### Problem statement
Your task is to show every line in the listing below that includes "Zhang".
▼▼▼
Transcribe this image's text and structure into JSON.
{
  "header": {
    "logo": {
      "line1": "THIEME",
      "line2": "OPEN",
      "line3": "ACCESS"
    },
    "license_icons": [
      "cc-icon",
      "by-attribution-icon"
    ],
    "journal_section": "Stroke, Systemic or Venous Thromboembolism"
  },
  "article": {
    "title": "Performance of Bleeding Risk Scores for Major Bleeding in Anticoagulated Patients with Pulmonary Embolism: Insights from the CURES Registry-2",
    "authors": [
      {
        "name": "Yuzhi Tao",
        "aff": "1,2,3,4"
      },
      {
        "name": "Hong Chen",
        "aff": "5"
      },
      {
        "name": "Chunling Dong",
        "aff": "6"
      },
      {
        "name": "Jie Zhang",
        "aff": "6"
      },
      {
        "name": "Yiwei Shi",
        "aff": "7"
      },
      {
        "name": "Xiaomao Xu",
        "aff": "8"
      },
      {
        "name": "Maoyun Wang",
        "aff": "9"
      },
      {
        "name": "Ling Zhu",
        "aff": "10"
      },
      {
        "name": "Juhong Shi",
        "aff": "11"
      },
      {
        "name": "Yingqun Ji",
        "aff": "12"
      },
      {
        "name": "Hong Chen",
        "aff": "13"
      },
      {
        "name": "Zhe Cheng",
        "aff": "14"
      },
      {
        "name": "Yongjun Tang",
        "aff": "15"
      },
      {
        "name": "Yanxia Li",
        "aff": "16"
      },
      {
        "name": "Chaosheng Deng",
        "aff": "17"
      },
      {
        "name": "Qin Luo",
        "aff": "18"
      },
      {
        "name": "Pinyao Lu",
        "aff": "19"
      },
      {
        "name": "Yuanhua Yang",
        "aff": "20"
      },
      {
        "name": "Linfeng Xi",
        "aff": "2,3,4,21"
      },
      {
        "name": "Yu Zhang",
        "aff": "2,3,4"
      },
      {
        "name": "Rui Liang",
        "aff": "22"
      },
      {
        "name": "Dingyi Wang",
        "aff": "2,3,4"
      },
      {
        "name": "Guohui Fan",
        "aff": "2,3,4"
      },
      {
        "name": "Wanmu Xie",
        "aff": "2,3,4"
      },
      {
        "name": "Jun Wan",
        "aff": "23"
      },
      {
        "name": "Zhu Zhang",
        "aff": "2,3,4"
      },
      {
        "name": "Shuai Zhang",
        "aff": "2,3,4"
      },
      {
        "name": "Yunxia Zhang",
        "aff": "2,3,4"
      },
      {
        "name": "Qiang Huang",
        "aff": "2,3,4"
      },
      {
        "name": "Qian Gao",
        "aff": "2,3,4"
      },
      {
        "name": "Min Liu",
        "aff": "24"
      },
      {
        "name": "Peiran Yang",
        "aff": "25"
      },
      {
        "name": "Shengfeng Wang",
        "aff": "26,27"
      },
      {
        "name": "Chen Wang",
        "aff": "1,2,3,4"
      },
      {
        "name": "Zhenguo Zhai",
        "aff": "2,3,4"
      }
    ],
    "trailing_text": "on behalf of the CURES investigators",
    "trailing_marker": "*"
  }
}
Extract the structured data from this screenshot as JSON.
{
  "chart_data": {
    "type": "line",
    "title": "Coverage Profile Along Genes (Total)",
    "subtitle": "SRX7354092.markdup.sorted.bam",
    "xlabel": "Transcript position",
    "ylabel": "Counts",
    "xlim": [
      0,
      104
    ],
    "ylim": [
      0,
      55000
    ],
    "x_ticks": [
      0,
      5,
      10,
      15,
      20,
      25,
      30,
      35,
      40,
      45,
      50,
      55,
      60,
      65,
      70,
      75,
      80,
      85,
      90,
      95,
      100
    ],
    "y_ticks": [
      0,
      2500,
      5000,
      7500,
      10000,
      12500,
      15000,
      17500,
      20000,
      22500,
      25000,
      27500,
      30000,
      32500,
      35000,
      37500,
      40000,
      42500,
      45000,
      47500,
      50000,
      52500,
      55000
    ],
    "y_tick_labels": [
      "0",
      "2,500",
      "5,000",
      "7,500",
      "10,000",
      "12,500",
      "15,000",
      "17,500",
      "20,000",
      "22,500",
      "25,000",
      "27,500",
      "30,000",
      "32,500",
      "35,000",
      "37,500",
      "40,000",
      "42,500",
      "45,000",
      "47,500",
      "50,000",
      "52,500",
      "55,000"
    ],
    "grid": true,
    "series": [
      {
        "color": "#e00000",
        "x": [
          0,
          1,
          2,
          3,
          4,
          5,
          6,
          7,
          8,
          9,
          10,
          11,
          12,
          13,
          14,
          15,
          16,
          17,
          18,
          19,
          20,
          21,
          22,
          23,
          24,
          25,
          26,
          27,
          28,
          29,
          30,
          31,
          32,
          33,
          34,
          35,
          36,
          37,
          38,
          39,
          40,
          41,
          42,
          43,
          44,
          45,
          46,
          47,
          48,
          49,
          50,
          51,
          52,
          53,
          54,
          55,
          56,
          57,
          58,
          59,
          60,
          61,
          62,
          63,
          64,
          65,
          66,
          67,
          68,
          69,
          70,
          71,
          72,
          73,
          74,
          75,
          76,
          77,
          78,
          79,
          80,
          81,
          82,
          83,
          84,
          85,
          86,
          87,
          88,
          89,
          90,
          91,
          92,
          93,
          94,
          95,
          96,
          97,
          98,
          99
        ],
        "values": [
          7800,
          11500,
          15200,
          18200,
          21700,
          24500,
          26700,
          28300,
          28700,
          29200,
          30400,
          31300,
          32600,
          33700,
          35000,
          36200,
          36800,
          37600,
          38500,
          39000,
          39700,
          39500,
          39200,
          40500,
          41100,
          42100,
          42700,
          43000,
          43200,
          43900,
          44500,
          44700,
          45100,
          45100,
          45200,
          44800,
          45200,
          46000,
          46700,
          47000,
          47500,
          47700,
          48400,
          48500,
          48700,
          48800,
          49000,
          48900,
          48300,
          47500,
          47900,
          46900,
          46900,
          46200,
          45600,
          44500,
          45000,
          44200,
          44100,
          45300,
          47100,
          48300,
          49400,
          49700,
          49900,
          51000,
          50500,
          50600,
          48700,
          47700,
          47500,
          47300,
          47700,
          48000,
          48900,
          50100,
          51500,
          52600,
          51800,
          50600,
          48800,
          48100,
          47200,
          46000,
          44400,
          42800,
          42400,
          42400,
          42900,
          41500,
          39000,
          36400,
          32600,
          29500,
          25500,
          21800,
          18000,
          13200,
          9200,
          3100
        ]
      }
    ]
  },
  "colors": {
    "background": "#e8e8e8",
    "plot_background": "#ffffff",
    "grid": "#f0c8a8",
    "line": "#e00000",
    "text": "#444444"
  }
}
▲▲▲
### Completed task
        "name": "Jie Zhang",
        "name": "Yu Zhang",
        "name": "Zhu Zhang",
        "name": "Shuai Zhang",
        "name": "Yunxia Zhang",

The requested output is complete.